TASK SET:
a) According to the piece on travel in Kerala, what share of Kerala's population is Hindu, Christian, and Muslim?
b) Continue the piece on travel in Kerala, picking up right after its final sentence.

-- Start DOCUMENT SECTION --

In addition to this, we met a lot of really friendly people on our travels who took an interest in us and helped us with the practicalities of getting around. Being different in skin colour meant we stood out and received a lot of attention. But that was generally a lot of fun - especially when bus-loads of cute kids drive past waving and shouting "Hi"

2. Faith and Spirituality. Apparently Kerala is about 50% Hindu, 30% Christian and 20% Muslim. And as far as I can make out, there's an incredible diversity within the Christian scene. During our short stay, I encountered the influence of Syrian Orthodox, European Catholic, American Pentecostal and Anglican-influenced forms of Christianity, all inter-weaved with more traditional Indian culture. I found this mix of traditions and cultures fascinating - and sometimes amusing (like the way in which worship in Malayalam, the local language, was sometimes interjected with English phrases like "Praise the Lord") as well as sometimes perplexing (e.g. countless shrines with images of a white Jesus).

On a more personal level, I was both challenged and inspired by the way in which the Christians I met seemed to depend on prayer, making it a more regular and routine part of their lives than I often manage to. And I also noticed that being in an unfamiliar environment and in some respects out of my comfort zone, I also found myself needing to pray more.


3. Language. There are 2 main languages in Kerala: English and Malayalam. And as noted above (re Praise the Lord), when listening to people speak in Malayalam, we'd often hear the occasional English phrase thrown in. One of the most memorable examples of this was the time at the wedding when only thing we understood from a 5-minute long prayer was the phrase "good wife"!

It probably sounds a bit patronising but overall I was very impressed with the quality of English spoken. In fact I often encountered a higher standard / more formal and polite form of English than I'm used to back home. Phrases like: "And your good name, Sir?" and "Who will grace the occasion with prayer?" come to mind. Sometimes however, the use of formal wording seemed to be a bit over the top, particularly when it came to official public notices and signs. There was one above a toilet block that went something along the lines of "FACILITATION OF RECREATION: PUBLIC COMFORT STATION - URINAL BLOCK."


4. Poverty, Affluence and Development. Based on the small part of the country that I saw (admittedly one of the more affluent regions), India doesn't seem to fit neatly into any of the categories usually used with relation to countries outside the west (e.g. developing, under-developed etc). Rapidly industrialising is the best phrase that comes to mind but I'm not really sure how well this fits the bill either.

-- End DOCUMENT SECTION --
-- Start INFORMATION SUPPLIED --

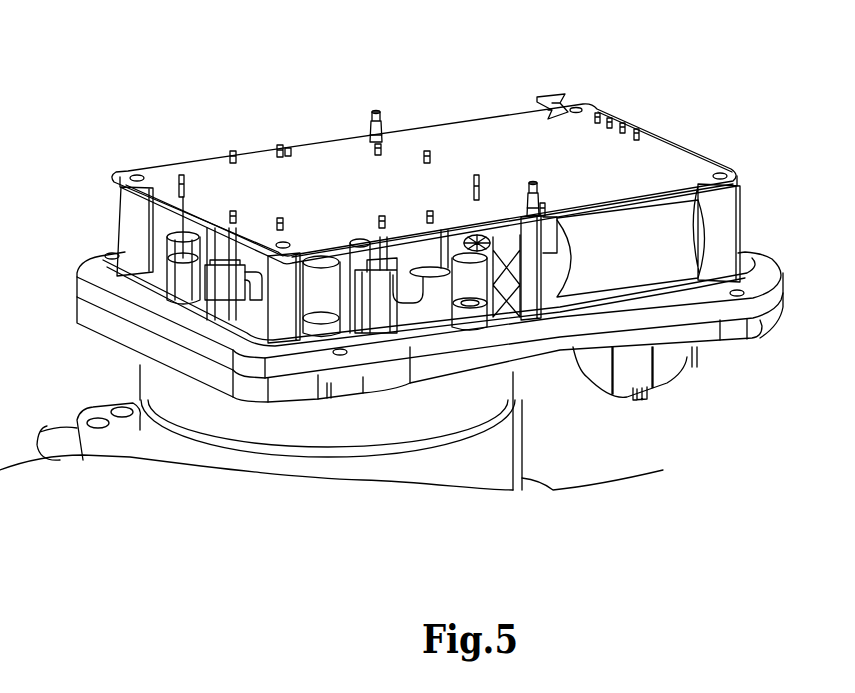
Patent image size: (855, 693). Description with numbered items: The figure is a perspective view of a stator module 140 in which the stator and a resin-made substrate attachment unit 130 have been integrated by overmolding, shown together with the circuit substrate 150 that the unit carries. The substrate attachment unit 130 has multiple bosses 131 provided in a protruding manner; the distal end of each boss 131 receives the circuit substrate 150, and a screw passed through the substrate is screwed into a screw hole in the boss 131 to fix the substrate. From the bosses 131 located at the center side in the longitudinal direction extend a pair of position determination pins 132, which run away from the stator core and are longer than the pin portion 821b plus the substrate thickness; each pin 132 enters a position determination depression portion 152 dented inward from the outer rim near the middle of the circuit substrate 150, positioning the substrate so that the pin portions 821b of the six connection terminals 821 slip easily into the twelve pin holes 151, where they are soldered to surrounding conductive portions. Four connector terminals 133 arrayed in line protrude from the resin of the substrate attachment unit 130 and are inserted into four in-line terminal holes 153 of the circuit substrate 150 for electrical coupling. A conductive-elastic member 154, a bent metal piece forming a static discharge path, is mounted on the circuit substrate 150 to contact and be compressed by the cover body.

-- End INFORMATION SUPPLIED --

ANSWERS TO THE EXERCISES:
a) About 50% Hindu, 30% Christian, and 20% Muslim.

b)
Growing up, my mental image of India was always of a poor country. But many of the people we met seemed to enjoy a standard of living not dissimilar to that in Britain. Yet alongside this there also seemed to be people living at a level of poverty I'd not witnessed before. And I found this disconcerting, particularly when approached by people begging. My knee-jerk reaction was not to give money because that's not what I usually do back home (where there's a relatively ok welfare state and a commonly held assumption that most people begging spend the money on drink or drugs). But when confronted by higher levels of poverty in a country you know little about, its much harder knowing what to do.

Another weird thing was knowing how much to barter down the price of things. On the one hand, when you're a tourist the price originally quoted is almost always a lot higher than the standard going rate. But on the other hand, even the hiked-up price is eminently affordable and considerably cheaper than in the UK. So it really doesn't make much difference to me whether I pay 20 rupees (25 pence) or 40 (50p) for an auto-rickshaw. But it probably makes a big difference to the driver and you find yourself asking yourself "who really needs the money more?"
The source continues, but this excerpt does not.